_Directions_
Below are the entries; count the lines in them that contain the word "Which" and give only the number.

_Stored data_
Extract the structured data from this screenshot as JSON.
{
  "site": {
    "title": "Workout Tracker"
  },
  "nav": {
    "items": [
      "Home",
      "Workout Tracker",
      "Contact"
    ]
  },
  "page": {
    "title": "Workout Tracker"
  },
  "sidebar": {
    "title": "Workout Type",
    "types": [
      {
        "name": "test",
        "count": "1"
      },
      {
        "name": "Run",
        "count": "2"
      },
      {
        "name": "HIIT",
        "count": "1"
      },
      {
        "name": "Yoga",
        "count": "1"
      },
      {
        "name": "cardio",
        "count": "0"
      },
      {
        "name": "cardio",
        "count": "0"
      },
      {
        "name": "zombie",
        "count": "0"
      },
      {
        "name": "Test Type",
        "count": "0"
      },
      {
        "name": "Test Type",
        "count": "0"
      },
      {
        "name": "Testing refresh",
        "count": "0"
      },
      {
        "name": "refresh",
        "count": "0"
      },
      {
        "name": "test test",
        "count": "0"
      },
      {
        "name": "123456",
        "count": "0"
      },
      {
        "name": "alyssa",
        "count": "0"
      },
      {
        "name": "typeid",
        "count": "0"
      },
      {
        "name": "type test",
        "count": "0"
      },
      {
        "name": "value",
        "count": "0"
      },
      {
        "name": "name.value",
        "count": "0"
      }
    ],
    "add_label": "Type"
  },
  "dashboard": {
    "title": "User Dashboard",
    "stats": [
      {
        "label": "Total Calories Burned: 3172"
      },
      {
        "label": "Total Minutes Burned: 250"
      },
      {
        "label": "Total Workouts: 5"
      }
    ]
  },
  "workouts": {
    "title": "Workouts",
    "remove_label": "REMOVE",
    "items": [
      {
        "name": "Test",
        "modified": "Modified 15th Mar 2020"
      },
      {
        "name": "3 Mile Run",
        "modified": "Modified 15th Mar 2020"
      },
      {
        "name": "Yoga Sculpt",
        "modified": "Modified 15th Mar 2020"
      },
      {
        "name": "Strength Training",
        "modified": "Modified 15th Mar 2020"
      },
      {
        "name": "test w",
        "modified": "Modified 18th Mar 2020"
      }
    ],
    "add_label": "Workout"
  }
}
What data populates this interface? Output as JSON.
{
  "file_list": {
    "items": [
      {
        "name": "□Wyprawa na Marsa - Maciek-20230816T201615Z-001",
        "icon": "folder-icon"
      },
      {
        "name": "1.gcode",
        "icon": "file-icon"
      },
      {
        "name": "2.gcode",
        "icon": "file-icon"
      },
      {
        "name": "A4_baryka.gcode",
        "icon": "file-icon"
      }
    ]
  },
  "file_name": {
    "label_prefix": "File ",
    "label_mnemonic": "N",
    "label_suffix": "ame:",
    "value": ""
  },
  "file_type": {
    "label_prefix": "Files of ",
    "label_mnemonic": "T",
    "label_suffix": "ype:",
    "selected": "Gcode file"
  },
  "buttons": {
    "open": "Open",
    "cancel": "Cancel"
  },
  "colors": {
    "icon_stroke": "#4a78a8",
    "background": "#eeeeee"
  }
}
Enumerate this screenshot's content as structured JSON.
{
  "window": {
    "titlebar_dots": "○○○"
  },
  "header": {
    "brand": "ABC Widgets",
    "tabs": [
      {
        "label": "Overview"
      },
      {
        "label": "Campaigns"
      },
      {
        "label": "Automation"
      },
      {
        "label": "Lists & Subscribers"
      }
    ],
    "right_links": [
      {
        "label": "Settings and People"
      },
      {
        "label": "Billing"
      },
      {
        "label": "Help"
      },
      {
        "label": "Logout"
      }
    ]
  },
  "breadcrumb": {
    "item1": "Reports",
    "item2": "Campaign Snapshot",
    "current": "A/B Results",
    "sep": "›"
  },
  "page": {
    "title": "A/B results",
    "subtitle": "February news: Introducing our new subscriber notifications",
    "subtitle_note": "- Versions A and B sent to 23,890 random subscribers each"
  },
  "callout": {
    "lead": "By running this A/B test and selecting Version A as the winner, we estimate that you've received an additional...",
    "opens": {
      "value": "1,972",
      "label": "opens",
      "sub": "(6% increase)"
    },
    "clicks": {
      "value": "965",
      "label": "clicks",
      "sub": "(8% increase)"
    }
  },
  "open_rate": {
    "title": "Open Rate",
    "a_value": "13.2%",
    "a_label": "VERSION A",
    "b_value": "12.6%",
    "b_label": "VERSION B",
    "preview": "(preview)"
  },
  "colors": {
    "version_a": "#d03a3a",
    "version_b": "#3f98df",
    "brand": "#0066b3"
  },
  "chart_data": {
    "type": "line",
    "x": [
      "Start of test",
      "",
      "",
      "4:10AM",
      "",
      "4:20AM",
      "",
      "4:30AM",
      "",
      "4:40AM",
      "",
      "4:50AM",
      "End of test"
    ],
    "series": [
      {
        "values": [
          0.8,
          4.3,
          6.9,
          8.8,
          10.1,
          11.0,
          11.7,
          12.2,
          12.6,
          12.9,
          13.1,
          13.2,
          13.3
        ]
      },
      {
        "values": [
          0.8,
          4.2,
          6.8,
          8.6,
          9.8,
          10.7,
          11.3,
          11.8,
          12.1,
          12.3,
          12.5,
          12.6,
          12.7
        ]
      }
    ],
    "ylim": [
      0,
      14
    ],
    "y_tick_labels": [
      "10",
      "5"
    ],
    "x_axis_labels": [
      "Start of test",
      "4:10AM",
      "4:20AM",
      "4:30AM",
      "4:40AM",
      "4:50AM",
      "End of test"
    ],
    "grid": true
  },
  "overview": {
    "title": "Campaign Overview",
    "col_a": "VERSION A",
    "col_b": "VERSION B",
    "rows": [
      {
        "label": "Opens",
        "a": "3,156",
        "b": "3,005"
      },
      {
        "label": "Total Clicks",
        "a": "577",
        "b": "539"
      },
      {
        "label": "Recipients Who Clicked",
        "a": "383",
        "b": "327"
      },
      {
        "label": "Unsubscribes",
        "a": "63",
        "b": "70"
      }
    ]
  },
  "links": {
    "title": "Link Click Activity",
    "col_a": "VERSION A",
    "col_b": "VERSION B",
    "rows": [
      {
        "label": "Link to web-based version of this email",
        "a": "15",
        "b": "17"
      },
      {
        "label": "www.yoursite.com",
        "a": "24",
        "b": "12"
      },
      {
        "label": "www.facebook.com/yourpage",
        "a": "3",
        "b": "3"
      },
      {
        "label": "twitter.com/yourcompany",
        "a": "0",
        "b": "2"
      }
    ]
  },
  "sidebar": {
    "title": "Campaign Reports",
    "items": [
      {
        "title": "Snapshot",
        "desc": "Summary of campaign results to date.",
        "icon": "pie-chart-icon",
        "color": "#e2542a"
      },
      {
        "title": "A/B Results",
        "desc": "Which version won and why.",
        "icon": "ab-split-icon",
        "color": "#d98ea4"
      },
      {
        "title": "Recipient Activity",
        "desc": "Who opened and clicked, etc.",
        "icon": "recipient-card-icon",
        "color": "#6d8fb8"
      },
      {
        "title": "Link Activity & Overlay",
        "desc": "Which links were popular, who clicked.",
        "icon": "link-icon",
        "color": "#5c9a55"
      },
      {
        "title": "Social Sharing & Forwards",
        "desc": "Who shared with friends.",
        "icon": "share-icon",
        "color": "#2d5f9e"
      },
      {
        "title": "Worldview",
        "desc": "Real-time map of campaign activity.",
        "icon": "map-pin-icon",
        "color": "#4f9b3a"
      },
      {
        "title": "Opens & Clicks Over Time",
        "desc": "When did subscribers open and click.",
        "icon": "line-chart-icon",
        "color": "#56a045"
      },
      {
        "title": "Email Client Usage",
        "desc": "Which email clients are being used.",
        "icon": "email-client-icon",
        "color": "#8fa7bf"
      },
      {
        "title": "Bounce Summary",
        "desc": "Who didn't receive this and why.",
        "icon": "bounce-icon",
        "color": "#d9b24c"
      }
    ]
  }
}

_Solution to the exercise_
3